- _What to produce_
Identify the lines containing the word "Teilbefüllung". Copy each one.

- _Information given_
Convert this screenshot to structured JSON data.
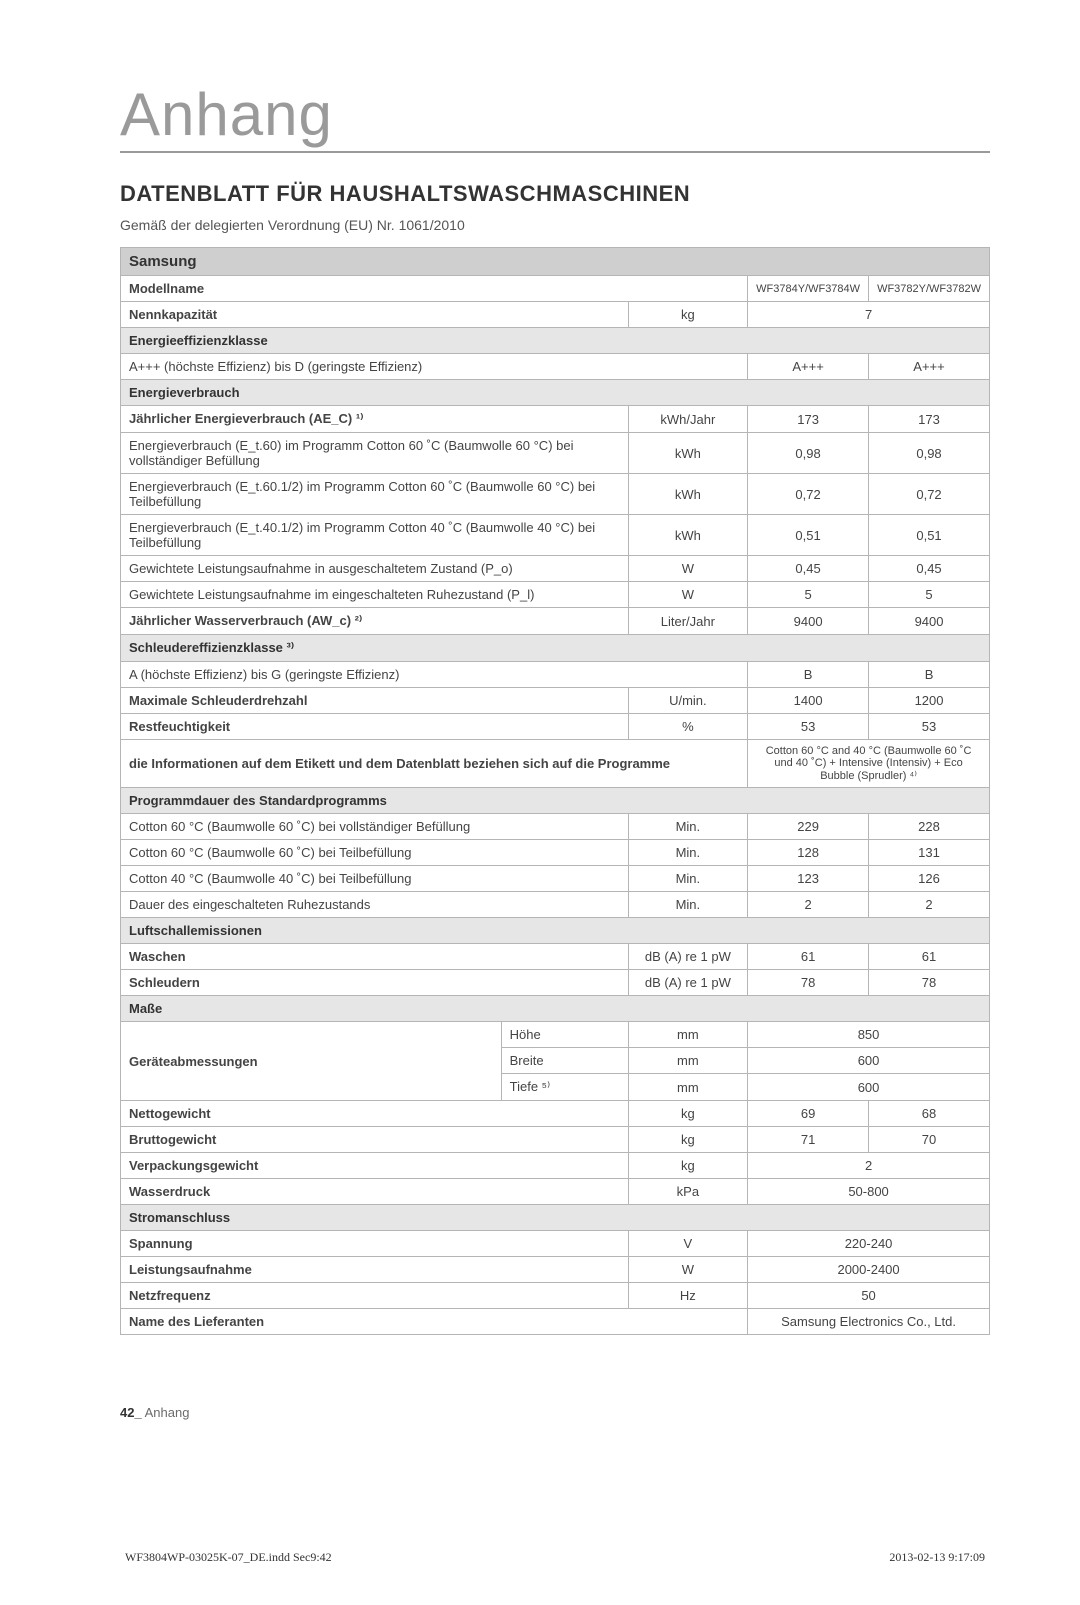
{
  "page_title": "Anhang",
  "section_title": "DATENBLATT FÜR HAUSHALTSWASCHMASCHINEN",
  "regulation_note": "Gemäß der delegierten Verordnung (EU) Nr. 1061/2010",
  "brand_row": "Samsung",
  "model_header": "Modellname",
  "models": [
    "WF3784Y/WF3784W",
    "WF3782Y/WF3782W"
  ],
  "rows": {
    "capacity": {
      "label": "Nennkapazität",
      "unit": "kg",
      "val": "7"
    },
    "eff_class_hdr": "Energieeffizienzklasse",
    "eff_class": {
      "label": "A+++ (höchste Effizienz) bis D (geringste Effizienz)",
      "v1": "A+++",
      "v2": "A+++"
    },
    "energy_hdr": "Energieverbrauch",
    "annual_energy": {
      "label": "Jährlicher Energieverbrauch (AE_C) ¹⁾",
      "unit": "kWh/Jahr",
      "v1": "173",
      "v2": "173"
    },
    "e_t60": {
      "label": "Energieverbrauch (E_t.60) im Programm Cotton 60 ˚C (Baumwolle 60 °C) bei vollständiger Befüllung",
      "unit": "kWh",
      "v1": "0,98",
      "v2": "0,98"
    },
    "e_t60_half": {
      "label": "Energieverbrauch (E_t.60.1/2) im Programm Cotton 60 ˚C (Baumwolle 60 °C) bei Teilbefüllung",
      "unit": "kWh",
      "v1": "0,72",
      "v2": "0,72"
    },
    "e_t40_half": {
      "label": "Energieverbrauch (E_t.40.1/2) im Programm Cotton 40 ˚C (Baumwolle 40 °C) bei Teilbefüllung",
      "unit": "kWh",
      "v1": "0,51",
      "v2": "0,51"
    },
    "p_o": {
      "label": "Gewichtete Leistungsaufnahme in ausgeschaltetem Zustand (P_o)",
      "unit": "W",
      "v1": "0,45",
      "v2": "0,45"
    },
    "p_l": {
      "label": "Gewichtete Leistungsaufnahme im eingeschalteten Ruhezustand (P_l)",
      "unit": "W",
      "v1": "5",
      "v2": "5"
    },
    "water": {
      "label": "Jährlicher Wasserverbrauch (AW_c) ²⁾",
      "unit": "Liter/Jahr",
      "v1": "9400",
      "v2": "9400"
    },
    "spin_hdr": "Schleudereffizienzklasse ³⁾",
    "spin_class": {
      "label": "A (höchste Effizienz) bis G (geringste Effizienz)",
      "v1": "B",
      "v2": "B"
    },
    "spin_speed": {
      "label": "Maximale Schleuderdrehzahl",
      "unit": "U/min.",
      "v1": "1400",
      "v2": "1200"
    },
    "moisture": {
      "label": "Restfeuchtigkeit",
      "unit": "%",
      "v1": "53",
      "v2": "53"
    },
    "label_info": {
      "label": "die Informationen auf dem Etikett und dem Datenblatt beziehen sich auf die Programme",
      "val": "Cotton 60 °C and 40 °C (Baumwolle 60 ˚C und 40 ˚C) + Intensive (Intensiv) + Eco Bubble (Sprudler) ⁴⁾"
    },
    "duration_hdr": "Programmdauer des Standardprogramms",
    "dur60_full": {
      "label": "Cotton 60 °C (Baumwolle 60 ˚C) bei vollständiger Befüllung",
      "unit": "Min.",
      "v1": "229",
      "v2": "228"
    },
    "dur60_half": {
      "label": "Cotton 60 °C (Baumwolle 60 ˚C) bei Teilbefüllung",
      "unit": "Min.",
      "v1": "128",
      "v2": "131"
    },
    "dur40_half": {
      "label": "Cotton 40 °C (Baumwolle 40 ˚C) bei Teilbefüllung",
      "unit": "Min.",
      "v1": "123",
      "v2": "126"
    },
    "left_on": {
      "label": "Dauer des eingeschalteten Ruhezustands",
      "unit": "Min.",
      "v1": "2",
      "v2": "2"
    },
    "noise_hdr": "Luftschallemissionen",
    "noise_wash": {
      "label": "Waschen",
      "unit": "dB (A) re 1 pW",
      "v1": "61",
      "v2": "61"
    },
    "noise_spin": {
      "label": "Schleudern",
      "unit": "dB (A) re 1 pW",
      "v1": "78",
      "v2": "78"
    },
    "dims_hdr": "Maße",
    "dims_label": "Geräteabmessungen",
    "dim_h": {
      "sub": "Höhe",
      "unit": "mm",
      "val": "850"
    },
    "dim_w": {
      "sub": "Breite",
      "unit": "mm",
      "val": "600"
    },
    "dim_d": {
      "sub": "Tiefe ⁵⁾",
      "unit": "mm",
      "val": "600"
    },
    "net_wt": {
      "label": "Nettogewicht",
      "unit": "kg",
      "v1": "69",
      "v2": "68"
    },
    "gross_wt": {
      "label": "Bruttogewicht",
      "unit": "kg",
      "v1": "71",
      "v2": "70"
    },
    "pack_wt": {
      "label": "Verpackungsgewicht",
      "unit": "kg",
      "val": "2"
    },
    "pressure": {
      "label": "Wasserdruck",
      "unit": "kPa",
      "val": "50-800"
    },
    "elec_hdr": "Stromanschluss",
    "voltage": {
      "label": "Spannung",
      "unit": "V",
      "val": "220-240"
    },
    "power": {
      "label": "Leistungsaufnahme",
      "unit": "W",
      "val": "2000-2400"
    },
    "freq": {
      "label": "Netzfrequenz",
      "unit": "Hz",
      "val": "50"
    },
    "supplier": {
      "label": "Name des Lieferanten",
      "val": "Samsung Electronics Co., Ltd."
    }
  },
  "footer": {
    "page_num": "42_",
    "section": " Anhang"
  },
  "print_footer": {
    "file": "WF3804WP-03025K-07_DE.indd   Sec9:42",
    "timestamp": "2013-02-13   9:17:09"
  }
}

- _Correct response_
      "label": "Energieverbrauch (E_t.60.1/2) im Programm Cotton 60 ˚C (Baumwolle 60 °C) bei Teilbefüllung",
      "label": "Energieverbrauch (E_t.40.1/2) im Programm Cotton 40 ˚C (Baumwolle 40 °C) bei Teilbefüllung",
      "label": "Cotton 60 °C (Baumwolle 60 ˚C) bei Teilbefüllung",
      "label": "Cotton 40 °C (Baumwolle 40 ˚C) bei Teilbefüllung",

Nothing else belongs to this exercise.